Reproduce each line exactly. Skip none.

Figure contents as structured data:
>>>
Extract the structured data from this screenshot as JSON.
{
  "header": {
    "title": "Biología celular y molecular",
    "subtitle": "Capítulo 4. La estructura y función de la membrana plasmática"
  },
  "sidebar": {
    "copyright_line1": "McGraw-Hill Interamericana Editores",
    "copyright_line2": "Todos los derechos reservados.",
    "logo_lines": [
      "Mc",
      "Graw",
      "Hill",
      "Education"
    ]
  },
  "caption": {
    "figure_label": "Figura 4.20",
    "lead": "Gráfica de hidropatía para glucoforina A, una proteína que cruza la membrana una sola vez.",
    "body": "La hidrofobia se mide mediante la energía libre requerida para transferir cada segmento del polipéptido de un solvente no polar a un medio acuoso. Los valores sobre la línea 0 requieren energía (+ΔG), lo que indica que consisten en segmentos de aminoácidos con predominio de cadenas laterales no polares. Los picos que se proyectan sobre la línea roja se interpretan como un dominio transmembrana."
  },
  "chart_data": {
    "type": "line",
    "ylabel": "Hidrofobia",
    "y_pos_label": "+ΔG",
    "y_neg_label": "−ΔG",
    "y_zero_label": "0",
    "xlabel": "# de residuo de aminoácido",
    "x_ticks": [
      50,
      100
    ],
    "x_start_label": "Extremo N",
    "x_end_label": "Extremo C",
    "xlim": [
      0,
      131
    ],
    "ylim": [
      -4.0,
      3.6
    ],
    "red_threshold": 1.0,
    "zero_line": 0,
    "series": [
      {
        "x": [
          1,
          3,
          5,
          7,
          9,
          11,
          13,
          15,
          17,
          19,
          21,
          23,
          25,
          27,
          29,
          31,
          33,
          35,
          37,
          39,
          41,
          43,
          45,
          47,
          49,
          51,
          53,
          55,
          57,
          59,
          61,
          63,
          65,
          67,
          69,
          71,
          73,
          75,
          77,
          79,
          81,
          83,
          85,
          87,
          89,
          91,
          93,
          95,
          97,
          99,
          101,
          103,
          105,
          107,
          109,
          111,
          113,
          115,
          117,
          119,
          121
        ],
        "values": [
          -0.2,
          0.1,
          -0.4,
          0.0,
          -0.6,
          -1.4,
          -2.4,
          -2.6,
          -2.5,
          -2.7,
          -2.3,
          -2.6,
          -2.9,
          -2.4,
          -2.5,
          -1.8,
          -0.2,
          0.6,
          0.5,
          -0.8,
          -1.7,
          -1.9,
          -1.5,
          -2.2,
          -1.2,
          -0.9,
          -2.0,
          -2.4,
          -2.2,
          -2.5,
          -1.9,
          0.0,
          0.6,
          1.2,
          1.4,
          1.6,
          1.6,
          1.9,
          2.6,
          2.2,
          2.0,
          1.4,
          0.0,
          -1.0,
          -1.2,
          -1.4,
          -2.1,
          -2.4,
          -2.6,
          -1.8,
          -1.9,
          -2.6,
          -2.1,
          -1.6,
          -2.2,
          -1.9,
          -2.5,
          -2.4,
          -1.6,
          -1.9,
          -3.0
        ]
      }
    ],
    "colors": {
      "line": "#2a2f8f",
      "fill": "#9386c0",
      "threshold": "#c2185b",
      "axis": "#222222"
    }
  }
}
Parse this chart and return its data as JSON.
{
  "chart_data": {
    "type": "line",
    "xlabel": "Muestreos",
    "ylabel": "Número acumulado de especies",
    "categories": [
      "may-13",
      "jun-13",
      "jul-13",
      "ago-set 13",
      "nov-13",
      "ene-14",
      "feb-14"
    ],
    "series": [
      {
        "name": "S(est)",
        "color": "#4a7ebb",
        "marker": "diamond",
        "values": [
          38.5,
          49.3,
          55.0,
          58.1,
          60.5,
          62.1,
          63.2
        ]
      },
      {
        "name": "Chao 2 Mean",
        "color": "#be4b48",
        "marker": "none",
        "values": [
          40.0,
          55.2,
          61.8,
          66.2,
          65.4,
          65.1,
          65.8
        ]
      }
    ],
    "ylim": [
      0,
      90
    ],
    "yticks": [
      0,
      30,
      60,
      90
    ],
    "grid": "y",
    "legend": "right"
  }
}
<<<
Completed task.
Extract the structured data from this screenshot as JSON.
{
  "header": {
    "title": "Biología celular y molecular",
    "subtitle": "Capítulo 4. La estructura y función de la membrana plasmática"
  },
  "sidebar": {
    "copyright_line1": "McGraw-Hill Interamericana Editores",
    "copyright_line2": "Todos los derechos reservados.",
    "logo_lines": [
      "Mc",
      "Graw",
      "Hill",
      "Education"
    ]
  },
  "caption": {
    "figure_label": "Figura 4.20",
    "lead": "Gráfica de hidropatía para glucoforina A, una proteína que cruza la membrana una sola vez.",
    "body": "La hidrofobia se mide mediante la energía libre requerida para transferir cada segmento del polipéptido de un solvente no polar a un medio acuoso. Los valores sobre la línea 0 requieren energía (+ΔG), lo que indica que consisten en segmentos de aminoácidos con predominio de cadenas laterales no polares. Los picos que se proyectan sobre la línea roja se interpretan como un dominio transmembrana."
  },
  "chart_data": {
    "type": "line",
    "ylabel": "Hidrofobia",
    "y_pos_label": "+ΔG",
    "y_neg_label": "−ΔG",
    "y_zero_label": "0",
    "xlabel": "# de residuo de aminoácido",
    "x_ticks": [
      50,
      100
    ],
    "x_start_label": "Extremo N",
    "x_end_label": "Extremo C",
    "xlim": [
      0,
      131
    ],
    "ylim": [
      -4.0,
      3.6
    ],
    "red_threshold": 1.0,
    "zero_line": 0,
    "series": [
      {
        "x": [
          1,
          3,
          5,
          7,
          9,
          11,
          13,
          15,
          17,
          19,
          21,
          23,
          25,
          27,
          29,
          31,
          33,
          35,
          37,
          39,
          41,
          43,
          45,
          47,
          49,
          51,
          53,
          55,
          57,
          59,
          61,
          63,
          65,
          67,
          69,
          71,
          73,
          75,
          77,
          79,
          81,
          83,
          85,
          87,
          89,
          91,
          93,
          95,
          97,
          99,
          101,
          103,
          105,
          107,
          109,
          111,
          113,
          115,
          117,
          119,
          121
        ],
        "values": [
          -0.2,
          0.1,
          -0.4,
          0.0,
          -0.6,
          -1.4,
          -2.4,
          -2.6,
          -2.5,
          -2.7,
          -2.3,
          -2.6,
          -2.9,
          -2.4,
          -2.5,
          -1.8,
          -0.2,
          0.6,
          0.5,
          -0.8,
          -1.7,
          -1.9,
          -1.5,
          -2.2,
          -1.2,
          -0.9,
          -2.0,
          -2.4,
          -2.2,
          -2.5,
          -1.9,
          0.0,
          0.6,
          1.2,
          1.4,
          1.6,
          1.6,
          1.9,
          2.6,
          2.2,
          2.0,
          1.4,
          0.0,
          -1.0,
          -1.2,
          -1.4,
          -2.1,
          -2.4,
          -2.6,
          -1.8,
          -1.9,
          -2.6,
          -2.1,
          -1.6,
          -2.2,
          -1.9,
          -2.5,
          -2.4,
          -1.6,
          -1.9,
          -3.0
        ]
      }
    ],
    "colors": {
      "line": "#2a2f8f",
      "fill": "#9386c0",
      "threshold": "#c2185b",
      "axis": "#222222"
    }
  }
}
Parse this chart and return its data as JSON.
{
  "chart_data": {
    "type": "line",
    "xlabel": "Muestreos",
    "ylabel": "Número acumulado de especies",
    "categories": [
      "may-13",
      "jun-13",
      "jul-13",
      "ago-set 13",
      "nov-13",
      "ene-14",
      "feb-14"
    ],
    "series": [
      {
        "name": "S(est)",
        "color": "#4a7ebb",
        "marker": "diamond",
        "values": [
          38.5,
          49.3,
          55.0,
          58.1,
          60.5,
          62.1,
          63.2
        ]
      },
      {
        "name": "Chao 2 Mean",
        "color": "#be4b48",
        "marker": "none",
        "values": [
          40.0,
          55.2,
          61.8,
          66.2,
          65.4,
          65.1,
          65.8
        ]
      }
    ],
    "ylim": [
      0,
      90
    ],
    "yticks": [
      0,
      30,
      60,
      90
    ],
    "grid": "y",
    "legend": "right"
  }
}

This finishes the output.